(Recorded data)
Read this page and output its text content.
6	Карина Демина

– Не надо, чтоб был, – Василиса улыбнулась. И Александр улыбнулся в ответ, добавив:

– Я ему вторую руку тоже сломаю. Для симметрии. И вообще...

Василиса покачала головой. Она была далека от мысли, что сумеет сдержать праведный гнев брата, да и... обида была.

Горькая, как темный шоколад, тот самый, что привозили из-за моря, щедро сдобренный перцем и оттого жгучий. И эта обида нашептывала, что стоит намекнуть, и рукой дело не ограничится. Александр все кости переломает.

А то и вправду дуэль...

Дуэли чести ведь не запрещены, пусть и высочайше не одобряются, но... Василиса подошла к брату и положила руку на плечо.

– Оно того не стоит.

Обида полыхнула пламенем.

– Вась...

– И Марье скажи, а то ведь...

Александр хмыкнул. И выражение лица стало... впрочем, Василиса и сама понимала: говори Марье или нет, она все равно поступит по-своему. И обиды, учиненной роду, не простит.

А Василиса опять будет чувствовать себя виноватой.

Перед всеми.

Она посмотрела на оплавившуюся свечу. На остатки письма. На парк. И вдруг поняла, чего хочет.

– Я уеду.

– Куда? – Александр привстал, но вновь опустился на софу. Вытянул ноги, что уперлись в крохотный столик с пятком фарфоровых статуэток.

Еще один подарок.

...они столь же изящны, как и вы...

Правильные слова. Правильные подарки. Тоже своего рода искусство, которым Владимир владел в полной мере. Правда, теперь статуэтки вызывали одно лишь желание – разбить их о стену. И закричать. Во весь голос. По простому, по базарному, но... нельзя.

» **What the task asks**
Extract every record and return it verbatim.

» **Result of the exercise**
Read this page and output its text content.
6	Карина Демина

– Не надо, чтоб был, – Василиса улыбнулась. И Александр улыбнулся в ответ, добавив:

– Я ему вторую руку тоже сломаю. Для симметрии. И вообще...

Василиса покачала головой. Она была далека от мысли, что сумеет сдержать праведный гнев брата, да и... обида была.

Горькая, как темный шоколад, тот самый, что привозили из-за моря, щедро сдобренный перцем и оттого жгучий. И эта обида нашептывала, что стоит намекнуть, и рукой дело не ограничится. Александр все кости переломает.

А то и вправду дуэль...

Дуэли чести ведь не запрещены, пусть и высочайше не одобряются, но... Василиса подошла к брату и положила руку на плечо.

– Оно того не стоит.

Обида полыхнула пламенем.

– Вась...

– И Марье скажи, а то ведь...

Александр хмыкнул. И выражение лица стало... впрочем, Василиса и сама понимала: говори Марье или нет, она все равно поступит по-своему. И обиды, учиненной роду, не простит.

А Василиса опять будет чувствовать себя виноватой.

Перед всеми.

Она посмотрела на оплавившуюся свечу. На остатки письма. На парк. И вдруг поняла, чего хочет.

– Я уеду.

– Куда? – Александр привстал, но вновь опустился на софу. Вытянул ноги, что уперлись в крохотный столик с пятком фарфоровых статуэток.

Еще один подарок.

...они столь же изящны, как и вы...

Правильные слова. Правильные подарки. Тоже своего рода искусство, которым Владимир владел в полной мере. Правда, теперь статуэтки вызывали одно лишь желание – разбить их о стену. И закричать. Во весь голос. По простому, по базарному, но... нельзя.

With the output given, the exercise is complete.